◆ GIVEN EXERCISE ◆
Without omitting anything, return the records precisely as given.

Rows from a dataset
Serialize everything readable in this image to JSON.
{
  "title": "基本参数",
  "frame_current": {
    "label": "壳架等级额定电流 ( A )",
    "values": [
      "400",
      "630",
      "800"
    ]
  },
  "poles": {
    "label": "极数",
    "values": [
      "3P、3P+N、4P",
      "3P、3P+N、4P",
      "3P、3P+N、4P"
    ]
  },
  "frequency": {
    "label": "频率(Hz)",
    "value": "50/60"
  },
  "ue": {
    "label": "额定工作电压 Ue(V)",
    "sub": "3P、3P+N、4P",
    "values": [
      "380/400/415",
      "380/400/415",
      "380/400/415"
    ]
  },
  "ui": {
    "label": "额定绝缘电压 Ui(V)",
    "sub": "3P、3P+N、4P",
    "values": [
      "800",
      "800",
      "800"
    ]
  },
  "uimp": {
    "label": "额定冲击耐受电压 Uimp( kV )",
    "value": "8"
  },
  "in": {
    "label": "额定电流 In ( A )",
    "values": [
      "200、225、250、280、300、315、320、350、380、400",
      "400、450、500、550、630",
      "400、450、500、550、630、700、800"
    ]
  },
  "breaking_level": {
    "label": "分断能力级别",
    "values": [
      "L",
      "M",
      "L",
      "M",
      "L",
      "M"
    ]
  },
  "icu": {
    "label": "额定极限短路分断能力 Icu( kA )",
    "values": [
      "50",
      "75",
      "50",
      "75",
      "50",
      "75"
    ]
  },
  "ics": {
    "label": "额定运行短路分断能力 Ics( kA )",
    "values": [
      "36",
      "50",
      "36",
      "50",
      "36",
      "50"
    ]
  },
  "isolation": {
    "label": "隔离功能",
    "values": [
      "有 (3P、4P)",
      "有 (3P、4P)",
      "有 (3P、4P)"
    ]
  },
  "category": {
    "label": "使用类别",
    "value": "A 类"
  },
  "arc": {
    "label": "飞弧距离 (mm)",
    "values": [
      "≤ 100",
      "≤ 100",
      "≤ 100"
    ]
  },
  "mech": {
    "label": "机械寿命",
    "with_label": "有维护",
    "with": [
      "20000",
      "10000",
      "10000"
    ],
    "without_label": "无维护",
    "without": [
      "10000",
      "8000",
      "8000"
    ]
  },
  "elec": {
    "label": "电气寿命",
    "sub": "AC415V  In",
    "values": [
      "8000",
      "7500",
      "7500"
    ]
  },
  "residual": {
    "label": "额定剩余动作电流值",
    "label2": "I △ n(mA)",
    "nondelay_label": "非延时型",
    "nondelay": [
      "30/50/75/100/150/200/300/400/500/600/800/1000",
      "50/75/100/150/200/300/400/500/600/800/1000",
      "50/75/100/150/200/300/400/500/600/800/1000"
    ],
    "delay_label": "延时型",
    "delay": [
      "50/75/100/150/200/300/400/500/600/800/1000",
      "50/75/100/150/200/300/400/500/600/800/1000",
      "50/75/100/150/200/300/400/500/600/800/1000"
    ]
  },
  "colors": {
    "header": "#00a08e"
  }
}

◆ RESULT BELOW ◆
Serialize everything readable in this image to JSON.
{
  "title": "基本参数",
  "frame_current": {
    "label": "壳架等级额定电流 ( A )",
    "values": [
      "400",
      "630",
      "800"
    ]
  },
  "poles": {
    "label": "极数",
    "values": [
      "3P、3P+N、4P",
      "3P、3P+N、4P",
      "3P、3P+N、4P"
    ]
  },
  "frequency": {
    "label": "频率(Hz)",
    "value": "50/60"
  },
  "ue": {
    "label": "额定工作电压 Ue(V)",
    "sub": "3P、3P+N、4P",
    "values": [
      "380/400/415",
      "380/400/415",
      "380/400/415"
    ]
  },
  "ui": {
    "label": "额定绝缘电压 Ui(V)",
    "sub": "3P、3P+N、4P",
    "values": [
      "800",
      "800",
      "800"
    ]
  },
  "uimp": {
    "label": "额定冲击耐受电压 Uimp( kV )",
    "value": "8"
  },
  "in": {
    "label": "额定电流 In ( A )",
    "values": [
      "200、225、250、280、300、315、320、350、380、400",
      "400、450、500、550、630",
      "400、450、500、550、630、700、800"
    ]
  },
  "breaking_level": {
    "label": "分断能力级别",
    "values": [
      "L",
      "M",
      "L",
      "M",
      "L",
      "M"
    ]
  },
  "icu": {
    "label": "额定极限短路分断能力 Icu( kA )",
    "values": [
      "50",
      "75",
      "50",
      "75",
      "50",
      "75"
    ]
  },
  "ics": {
    "label": "额定运行短路分断能力 Ics( kA )",
    "values": [
      "36",
      "50",
      "36",
      "50",
      "36",
      "50"
    ]
  },
  "isolation": {
    "label": "隔离功能",
    "values": [
      "有 (3P、4P)",
      "有 (3P、4P)",
      "有 (3P、4P)"
    ]
  },
  "category": {
    "label": "使用类别",
    "value": "A 类"
  },
  "arc": {
    "label": "飞弧距离 (mm)",
    "values": [
      "≤ 100",
      "≤ 100",
      "≤ 100"
    ]
  },
  "mech": {
    "label": "机械寿命",
    "with_label": "有维护",
    "with": [
      "20000",
      "10000",
      "10000"
    ],
    "without_label": "无维护",
    "without": [
      "10000",
      "8000",
      "8000"
    ]
  },
  "elec": {
    "label": "电气寿命",
    "sub": "AC415V  In",
    "values": [
      "8000",
      "7500",
      "7500"
    ]
  },
  "residual": {
    "label": "额定剩余动作电流值",
    "label2": "I △ n(mA)",
    "nondelay_label": "非延时型",
    "nondelay": [
      "30/50/75/100/150/200/300/400/500/600/800/1000",
      "50/75/100/150/200/300/400/500/600/800/1000",
      "50/75/100/150/200/300/400/500/600/800/1000"
    ],
    "delay_label": "延时型",
    "delay": [
      "50/75/100/150/200/300/400/500/600/800/1000",
      "50/75/100/150/200/300/400/500/600/800/1000",
      "50/75/100/150/200/300/400/500/600/800/1000"
    ]
  },
  "colors": {
    "header": "#00a08e"
  }
}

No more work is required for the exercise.